Exercise directions – Present the following data again exactly as it is shown.

Record extracts –
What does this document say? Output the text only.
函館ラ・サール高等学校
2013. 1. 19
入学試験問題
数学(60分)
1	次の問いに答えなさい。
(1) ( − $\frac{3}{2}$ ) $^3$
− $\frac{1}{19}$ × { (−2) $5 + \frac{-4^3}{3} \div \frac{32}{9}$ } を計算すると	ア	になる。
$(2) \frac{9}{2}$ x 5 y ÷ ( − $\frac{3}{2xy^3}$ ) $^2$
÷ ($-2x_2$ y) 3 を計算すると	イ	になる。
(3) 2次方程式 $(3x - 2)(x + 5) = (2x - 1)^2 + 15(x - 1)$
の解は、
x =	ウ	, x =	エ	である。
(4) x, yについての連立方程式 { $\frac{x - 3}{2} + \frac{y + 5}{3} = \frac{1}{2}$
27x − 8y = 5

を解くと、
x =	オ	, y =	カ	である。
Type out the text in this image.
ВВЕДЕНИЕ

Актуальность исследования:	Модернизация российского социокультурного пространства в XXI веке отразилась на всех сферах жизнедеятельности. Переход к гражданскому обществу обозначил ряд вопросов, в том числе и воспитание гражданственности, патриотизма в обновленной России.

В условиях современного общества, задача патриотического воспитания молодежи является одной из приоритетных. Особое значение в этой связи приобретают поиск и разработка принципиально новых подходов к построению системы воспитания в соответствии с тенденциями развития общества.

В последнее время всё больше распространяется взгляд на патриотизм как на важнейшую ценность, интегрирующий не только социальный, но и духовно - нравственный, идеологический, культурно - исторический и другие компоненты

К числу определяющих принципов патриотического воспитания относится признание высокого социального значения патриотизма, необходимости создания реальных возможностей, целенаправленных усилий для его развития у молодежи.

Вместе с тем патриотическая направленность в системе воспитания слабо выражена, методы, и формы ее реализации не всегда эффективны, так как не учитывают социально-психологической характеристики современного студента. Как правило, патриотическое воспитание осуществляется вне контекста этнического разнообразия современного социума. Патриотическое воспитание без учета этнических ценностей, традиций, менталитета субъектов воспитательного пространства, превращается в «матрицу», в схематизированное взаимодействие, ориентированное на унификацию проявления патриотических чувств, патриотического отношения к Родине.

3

In response –
What does this document say? Output the text only.
函館ラ・サール高等学校
2013. 1. 19
入学試験問題
数学(60分)
1	次の問いに答えなさい。
(1) ( − $\frac{3}{2}$ ) $^3$
− $\frac{1}{19}$ × { (−2) $5 + \frac{-4^3}{3} \div \frac{32}{9}$ } を計算すると	ア	になる。
$(2) \frac{9}{2}$ x 5 y ÷ ( − $\frac{3}{2xy^3}$ ) $^2$
÷ ($-2x_2$ y) 3 を計算すると	イ	になる。
(3) 2次方程式 $(3x - 2)(x + 5) = (2x - 1)^2 + 15(x - 1)$
の解は、
x =	ウ	, x =	エ	である。
(4) x, yについての連立方程式 { $\frac{x - 3}{2} + \frac{y + 5}{3} = \frac{1}{2}$
27x − 8y = 5

を解くと、
x =	オ	, y =	カ	である。
Type out the text in this image.
ВВЕДЕНИЕ

Актуальность исследования:	Модернизация российского социокультурного пространства в XXI веке отразилась на всех сферах жизнедеятельности. Переход к гражданскому обществу обозначил ряд вопросов, в том числе и воспитание гражданственности, патриотизма в обновленной России.

В условиях современного общества, задача патриотического воспитания молодежи является одной из приоритетных. Особое значение в этой связи приобретают поиск и разработка принципиально новых подходов к построению системы воспитания в соответствии с тенденциями развития общества.

В последнее время всё больше распространяется взгляд на патриотизм как на важнейшую ценность, интегрирующий не только социальный, но и духовно - нравственный, идеологический, культурно - исторический и другие компоненты

К числу определяющих принципов патриотического воспитания относится признание высокого социального значения патриотизма, необходимости создания реальных возможностей, целенаправленных усилий для его развития у молодежи.

Вместе с тем патриотическая направленность в системе воспитания слабо выражена, методы, и формы ее реализации не всегда эффективны, так как не учитывают социально-психологической характеристики современного студента. Как правило, патриотическое воспитание осуществляется вне контекста этнического разнообразия современного социума. Патриотическое воспитание без учета этнических ценностей, традиций, менталитета субъектов воспитательного пространства, превращается в «матрицу», в схематизированное взаимодействие, ориентированное на унификацию проявления патриотических чувств, патриотического отношения к Родине.

3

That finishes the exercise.